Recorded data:
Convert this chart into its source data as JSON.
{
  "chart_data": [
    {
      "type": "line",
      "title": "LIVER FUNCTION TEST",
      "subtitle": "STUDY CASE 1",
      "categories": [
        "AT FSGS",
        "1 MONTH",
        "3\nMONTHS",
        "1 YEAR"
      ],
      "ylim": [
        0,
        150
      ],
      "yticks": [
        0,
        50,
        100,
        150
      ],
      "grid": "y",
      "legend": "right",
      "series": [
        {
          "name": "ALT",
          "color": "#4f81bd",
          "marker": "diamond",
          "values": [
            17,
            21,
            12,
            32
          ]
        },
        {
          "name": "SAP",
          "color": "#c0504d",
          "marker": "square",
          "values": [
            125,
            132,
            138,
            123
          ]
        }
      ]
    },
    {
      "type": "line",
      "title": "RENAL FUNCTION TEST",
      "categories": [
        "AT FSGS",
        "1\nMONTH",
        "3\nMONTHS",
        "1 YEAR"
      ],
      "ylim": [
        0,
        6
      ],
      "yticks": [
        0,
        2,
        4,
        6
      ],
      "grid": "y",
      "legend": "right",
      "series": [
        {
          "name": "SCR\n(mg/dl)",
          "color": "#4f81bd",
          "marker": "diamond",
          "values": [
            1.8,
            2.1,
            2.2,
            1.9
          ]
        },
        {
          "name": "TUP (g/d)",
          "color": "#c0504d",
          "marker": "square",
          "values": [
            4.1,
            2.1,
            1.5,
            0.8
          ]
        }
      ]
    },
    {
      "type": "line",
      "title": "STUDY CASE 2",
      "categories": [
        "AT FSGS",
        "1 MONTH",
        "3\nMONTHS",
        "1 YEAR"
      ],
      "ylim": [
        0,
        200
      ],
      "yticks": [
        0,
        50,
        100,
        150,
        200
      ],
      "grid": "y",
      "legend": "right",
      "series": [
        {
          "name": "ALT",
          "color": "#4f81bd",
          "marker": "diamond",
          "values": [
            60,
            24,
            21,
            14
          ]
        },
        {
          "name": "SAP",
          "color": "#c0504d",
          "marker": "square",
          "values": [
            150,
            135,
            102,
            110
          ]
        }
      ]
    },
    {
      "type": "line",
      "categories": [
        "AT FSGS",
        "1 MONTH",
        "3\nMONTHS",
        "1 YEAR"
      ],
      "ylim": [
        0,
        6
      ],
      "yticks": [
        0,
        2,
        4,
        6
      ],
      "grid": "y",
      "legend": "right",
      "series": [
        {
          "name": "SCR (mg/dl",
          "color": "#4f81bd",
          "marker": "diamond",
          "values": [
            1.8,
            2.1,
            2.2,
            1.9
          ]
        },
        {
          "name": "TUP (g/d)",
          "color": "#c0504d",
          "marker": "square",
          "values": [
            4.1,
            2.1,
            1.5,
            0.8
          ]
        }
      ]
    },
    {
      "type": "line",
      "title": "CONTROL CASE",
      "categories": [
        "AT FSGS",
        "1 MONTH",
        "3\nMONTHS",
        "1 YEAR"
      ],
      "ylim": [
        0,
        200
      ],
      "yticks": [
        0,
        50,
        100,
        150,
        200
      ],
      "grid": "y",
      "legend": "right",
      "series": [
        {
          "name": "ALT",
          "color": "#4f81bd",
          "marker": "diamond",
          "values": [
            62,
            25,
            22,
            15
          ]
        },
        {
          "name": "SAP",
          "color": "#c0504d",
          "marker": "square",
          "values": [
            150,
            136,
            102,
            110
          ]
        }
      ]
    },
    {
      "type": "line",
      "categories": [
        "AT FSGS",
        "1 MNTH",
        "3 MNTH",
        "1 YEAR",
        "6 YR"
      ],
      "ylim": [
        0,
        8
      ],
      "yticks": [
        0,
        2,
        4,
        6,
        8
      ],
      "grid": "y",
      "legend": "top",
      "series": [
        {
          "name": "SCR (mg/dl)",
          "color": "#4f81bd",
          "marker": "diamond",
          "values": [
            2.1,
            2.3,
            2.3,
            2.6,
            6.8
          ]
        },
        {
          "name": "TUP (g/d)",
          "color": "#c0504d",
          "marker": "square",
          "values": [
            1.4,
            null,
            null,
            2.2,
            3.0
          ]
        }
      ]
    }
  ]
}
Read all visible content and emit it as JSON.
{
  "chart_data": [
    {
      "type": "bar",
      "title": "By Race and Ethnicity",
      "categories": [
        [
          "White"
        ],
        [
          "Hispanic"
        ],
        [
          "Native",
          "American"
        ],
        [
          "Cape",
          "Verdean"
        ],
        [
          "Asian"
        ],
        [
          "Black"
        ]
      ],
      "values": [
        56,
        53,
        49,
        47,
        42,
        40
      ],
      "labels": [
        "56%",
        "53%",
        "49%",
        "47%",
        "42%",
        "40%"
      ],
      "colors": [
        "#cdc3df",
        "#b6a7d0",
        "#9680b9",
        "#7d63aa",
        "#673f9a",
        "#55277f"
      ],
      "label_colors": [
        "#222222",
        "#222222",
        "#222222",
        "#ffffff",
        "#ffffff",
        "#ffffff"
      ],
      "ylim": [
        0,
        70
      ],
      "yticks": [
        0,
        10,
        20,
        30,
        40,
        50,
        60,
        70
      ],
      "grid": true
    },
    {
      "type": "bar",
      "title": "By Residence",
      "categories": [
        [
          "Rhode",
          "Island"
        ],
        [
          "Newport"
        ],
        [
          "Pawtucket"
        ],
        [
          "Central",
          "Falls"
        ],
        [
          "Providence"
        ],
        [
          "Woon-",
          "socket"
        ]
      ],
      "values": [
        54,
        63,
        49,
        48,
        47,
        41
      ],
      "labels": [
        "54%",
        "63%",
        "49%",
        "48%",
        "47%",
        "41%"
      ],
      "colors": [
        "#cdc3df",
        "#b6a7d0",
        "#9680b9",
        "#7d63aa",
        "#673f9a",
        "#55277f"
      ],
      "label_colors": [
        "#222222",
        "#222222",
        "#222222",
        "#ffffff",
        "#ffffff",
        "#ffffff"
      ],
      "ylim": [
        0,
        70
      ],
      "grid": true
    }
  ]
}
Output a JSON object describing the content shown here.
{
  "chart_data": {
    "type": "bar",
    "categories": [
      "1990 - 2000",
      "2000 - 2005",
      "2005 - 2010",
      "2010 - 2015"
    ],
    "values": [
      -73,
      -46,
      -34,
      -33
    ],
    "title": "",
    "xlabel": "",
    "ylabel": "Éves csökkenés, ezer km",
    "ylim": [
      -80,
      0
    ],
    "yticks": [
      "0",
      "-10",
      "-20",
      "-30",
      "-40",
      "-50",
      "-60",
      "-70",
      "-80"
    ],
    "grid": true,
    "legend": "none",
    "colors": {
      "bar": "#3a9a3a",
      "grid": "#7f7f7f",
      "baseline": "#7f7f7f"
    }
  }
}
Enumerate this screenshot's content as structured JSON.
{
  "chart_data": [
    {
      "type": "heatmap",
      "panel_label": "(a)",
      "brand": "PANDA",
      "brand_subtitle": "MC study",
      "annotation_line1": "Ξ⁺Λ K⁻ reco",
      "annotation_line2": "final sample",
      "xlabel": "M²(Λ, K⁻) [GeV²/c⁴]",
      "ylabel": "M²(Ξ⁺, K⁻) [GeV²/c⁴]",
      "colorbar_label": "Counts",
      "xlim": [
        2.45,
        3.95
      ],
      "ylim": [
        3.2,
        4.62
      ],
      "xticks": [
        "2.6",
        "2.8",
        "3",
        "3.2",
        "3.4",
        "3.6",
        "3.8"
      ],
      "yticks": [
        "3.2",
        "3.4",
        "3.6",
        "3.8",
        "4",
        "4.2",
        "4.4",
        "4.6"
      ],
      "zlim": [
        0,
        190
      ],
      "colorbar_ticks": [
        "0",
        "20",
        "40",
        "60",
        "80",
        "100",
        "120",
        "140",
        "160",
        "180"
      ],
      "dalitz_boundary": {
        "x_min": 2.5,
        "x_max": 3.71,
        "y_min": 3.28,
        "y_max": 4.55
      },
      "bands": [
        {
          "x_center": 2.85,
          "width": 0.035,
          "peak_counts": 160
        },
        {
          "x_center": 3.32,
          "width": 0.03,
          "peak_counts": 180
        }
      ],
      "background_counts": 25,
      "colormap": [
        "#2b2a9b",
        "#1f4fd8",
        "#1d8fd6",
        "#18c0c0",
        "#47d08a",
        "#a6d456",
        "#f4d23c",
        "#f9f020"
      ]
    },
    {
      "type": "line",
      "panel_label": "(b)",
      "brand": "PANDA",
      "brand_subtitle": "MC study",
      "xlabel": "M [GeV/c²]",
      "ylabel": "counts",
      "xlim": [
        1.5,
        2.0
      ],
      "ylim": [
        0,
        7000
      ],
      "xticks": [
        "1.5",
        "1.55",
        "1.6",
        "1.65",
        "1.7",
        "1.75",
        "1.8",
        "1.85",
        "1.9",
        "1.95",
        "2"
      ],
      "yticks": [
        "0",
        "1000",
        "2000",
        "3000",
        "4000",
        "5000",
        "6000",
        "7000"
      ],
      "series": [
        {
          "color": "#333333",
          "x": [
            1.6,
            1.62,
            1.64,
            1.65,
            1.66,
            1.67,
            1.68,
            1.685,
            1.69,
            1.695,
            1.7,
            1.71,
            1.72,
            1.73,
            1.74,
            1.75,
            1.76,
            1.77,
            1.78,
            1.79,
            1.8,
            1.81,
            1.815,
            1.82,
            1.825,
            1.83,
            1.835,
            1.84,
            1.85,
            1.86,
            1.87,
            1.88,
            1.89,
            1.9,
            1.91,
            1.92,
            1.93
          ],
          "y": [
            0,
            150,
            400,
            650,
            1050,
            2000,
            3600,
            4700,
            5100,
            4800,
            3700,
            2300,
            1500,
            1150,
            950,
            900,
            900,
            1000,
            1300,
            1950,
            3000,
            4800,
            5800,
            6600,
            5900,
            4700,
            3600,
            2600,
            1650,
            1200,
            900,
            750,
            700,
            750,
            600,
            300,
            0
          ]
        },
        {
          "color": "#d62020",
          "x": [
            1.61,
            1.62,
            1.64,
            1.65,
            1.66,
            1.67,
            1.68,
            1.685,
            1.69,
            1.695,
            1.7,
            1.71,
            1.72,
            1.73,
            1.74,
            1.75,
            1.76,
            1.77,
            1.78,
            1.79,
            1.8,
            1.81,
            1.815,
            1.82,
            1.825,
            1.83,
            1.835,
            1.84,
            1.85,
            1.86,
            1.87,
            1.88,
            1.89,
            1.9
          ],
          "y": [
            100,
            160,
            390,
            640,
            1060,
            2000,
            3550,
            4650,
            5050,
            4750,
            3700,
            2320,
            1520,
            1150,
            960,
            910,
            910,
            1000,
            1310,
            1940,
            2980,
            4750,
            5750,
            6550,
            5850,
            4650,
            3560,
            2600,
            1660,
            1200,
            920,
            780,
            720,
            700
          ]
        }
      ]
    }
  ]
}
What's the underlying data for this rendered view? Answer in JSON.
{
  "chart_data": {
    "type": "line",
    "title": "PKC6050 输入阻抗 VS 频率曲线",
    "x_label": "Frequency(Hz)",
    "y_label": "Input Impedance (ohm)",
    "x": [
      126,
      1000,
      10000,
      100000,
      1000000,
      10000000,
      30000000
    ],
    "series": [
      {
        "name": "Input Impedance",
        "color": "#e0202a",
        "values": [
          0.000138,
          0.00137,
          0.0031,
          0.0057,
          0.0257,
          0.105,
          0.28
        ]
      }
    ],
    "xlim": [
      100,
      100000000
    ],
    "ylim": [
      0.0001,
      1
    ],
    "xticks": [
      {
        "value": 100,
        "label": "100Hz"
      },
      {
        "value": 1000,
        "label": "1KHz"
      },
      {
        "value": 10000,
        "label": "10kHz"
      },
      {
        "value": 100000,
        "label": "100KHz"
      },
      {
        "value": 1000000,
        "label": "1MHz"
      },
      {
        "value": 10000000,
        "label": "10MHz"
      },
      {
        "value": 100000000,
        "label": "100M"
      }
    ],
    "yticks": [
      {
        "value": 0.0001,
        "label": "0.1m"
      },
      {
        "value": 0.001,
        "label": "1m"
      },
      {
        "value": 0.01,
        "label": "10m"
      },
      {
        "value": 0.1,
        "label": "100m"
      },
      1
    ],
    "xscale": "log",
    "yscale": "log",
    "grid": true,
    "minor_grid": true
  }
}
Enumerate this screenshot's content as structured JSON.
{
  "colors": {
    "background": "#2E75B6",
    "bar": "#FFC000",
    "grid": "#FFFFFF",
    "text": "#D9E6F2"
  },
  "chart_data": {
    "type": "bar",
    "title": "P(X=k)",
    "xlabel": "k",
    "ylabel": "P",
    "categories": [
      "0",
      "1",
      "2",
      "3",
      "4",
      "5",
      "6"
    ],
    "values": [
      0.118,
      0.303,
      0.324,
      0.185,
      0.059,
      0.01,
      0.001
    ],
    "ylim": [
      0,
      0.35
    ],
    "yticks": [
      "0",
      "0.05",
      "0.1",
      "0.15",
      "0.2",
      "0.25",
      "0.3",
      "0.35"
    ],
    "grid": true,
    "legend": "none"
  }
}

Your goal: Report how many lines of the preceding records include "JSON". Output the number only.

Result: 6